* GIVEN INSTRUCTION
What is the number of lines in the data holding the word "color"? Give that number by itself.

Records that describe figures:
◆ ◆ ◆

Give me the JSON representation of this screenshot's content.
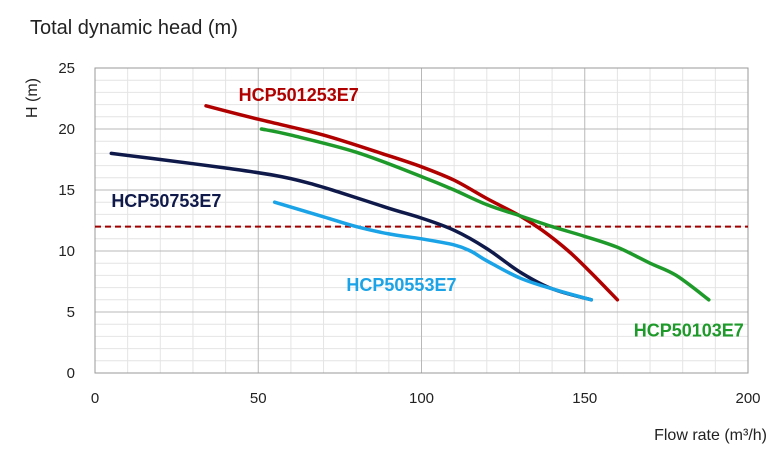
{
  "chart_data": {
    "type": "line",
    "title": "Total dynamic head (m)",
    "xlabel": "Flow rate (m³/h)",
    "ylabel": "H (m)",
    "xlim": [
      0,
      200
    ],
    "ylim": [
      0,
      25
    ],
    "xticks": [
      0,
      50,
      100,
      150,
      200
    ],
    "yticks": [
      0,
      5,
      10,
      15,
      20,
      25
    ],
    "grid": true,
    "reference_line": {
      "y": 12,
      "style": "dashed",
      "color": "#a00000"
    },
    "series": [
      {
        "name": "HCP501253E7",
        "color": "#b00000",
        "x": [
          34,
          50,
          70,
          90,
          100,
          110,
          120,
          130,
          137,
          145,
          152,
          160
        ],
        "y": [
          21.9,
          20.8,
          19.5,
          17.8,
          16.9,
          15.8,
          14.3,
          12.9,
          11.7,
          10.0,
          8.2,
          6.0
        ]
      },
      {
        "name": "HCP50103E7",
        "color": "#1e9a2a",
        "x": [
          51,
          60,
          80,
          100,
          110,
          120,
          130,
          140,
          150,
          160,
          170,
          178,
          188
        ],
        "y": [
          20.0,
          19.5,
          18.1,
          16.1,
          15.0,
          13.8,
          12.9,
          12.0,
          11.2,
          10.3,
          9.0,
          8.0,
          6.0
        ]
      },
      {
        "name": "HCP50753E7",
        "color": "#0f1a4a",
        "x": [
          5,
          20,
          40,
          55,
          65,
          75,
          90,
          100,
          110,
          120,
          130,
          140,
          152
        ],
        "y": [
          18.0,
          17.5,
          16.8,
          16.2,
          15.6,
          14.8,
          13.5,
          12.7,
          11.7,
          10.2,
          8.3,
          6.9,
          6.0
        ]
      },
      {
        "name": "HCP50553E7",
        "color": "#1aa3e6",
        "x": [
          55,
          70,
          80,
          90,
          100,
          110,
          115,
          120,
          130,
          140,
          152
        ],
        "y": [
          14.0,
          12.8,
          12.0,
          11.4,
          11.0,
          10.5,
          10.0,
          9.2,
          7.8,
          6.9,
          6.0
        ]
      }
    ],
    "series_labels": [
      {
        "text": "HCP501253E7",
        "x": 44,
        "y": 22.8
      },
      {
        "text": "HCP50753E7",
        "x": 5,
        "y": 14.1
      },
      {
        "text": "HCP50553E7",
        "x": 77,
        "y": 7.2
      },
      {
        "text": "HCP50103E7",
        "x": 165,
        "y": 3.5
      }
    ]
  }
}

◆ ◆ ◆

* ANSWER TO THE TASK
5